Records from a dataset:

__________________________________________________

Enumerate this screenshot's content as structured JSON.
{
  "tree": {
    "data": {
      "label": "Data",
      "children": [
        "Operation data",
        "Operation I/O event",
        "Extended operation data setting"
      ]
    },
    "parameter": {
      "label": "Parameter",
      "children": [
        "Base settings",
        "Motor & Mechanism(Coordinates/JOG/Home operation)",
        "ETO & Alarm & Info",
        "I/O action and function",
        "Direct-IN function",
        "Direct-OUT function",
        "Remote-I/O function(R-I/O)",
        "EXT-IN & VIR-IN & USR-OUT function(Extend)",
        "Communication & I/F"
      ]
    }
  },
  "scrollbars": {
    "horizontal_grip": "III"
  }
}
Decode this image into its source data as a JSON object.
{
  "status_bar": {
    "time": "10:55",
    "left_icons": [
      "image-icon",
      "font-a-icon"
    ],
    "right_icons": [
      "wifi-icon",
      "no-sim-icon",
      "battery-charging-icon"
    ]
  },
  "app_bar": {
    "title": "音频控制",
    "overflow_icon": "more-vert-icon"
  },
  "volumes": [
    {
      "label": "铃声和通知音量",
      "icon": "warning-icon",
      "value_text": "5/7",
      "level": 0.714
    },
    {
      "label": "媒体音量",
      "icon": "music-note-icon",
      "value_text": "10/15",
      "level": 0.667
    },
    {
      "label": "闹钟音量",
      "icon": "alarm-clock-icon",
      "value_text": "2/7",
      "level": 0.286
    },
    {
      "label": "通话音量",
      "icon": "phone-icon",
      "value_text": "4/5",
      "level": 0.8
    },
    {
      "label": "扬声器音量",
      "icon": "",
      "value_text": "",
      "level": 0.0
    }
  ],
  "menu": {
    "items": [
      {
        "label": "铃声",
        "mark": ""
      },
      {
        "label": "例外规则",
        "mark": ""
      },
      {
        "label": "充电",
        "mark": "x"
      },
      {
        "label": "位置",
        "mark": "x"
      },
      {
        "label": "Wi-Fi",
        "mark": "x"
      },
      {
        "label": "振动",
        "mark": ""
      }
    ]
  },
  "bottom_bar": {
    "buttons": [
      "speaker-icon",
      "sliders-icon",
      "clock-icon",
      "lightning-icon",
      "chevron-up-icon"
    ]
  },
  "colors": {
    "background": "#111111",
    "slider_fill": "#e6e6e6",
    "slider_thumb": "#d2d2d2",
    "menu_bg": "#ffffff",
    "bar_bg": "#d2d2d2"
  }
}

__________________________________________________

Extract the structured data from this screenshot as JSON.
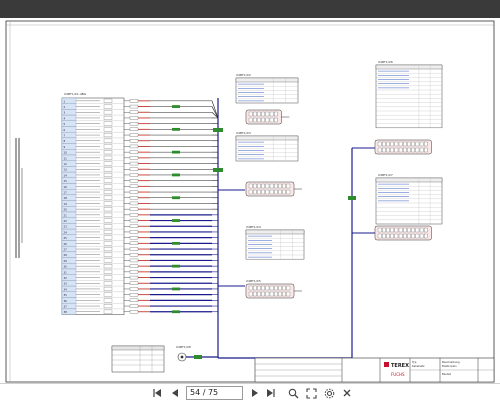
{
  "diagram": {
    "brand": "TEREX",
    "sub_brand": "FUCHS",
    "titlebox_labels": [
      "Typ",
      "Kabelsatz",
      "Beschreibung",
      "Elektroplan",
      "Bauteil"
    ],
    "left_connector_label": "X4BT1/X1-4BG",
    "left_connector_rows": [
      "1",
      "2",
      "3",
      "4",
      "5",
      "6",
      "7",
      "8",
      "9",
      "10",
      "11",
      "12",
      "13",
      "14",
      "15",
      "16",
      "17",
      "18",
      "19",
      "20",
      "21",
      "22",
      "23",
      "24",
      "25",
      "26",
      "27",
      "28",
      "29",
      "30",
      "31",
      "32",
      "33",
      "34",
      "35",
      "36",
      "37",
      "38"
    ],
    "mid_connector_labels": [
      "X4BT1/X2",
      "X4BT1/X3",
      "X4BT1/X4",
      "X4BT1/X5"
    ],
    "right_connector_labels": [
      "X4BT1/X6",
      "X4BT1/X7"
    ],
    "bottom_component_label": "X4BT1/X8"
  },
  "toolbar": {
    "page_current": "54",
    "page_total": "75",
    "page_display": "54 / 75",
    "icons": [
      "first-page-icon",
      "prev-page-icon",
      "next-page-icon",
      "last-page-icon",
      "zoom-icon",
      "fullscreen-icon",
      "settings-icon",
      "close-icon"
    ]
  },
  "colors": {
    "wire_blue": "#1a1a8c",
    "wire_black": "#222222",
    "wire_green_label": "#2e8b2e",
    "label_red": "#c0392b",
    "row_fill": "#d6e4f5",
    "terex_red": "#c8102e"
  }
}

__________________________________________________

◆ **WORK TO BE COMPLETED**
Each line with the string "function" in it needs to be found and copied.

◆ **SOLUTION**
        "I/O action and function",
        "Direct-IN function",
        "Direct-OUT function",
        "Remote-I/O function(R-I/O)",
        "EXT-IN & VIR-IN & USR-OUT function(Extend)",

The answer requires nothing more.